*WHAT NEEDS TO BE DONE*. The listing below should be printed exactly, every line of it. Skip the pictures.

_____

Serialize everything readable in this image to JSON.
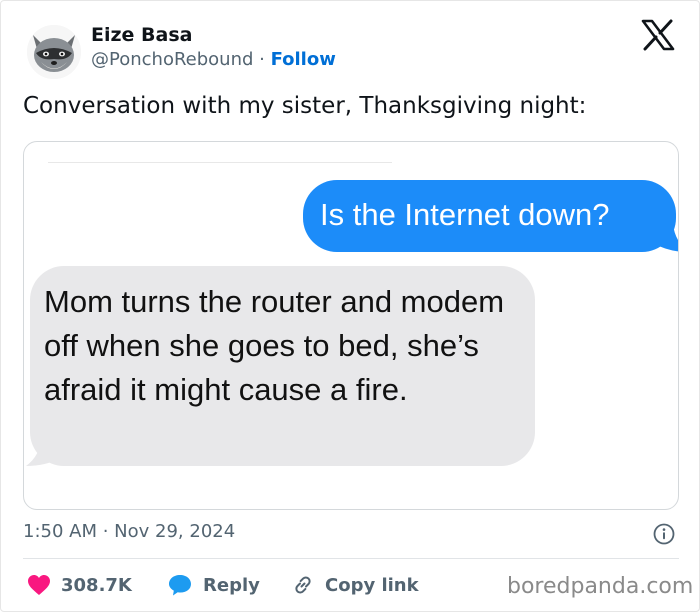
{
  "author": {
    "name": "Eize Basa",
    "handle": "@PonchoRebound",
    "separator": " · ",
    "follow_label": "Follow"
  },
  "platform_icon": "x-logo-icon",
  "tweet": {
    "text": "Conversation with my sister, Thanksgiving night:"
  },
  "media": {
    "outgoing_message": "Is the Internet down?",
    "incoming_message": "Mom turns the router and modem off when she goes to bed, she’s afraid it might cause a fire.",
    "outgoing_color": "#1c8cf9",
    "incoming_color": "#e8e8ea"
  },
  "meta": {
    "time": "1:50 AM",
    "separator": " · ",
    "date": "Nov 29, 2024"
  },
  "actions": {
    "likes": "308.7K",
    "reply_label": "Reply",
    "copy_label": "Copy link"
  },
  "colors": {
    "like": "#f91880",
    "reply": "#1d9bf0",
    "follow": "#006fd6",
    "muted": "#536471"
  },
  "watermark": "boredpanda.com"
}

_____

*COMPLETE OUTPUT*.
Serialize everything readable in this image to JSON.
{
  "author": {
    "name": "Eize Basa",
    "handle": "@PonchoRebound",
    "separator": " · ",
    "follow_label": "Follow"
  },
  "platform_icon": "x-logo-icon",
  "tweet": {
    "text": "Conversation with my sister, Thanksgiving night:"
  },
  "media": {
    "outgoing_message": "Is the Internet down?",
    "incoming_message": "Mom turns the router and modem off when she goes to bed, she’s afraid it might cause a fire.",
    "outgoing_color": "#1c8cf9",
    "incoming_color": "#e8e8ea"
  },
  "meta": {
    "time": "1:50 AM",
    "separator": " · ",
    "date": "Nov 29, 2024"
  },
  "actions": {
    "likes": "308.7K",
    "reply_label": "Reply",
    "copy_label": "Copy link"
  },
  "colors": {
    "like": "#f91880",
    "reply": "#1d9bf0",
    "follow": "#006fd6",
    "muted": "#536471"
  },
  "watermark": "boredpanda.com"
}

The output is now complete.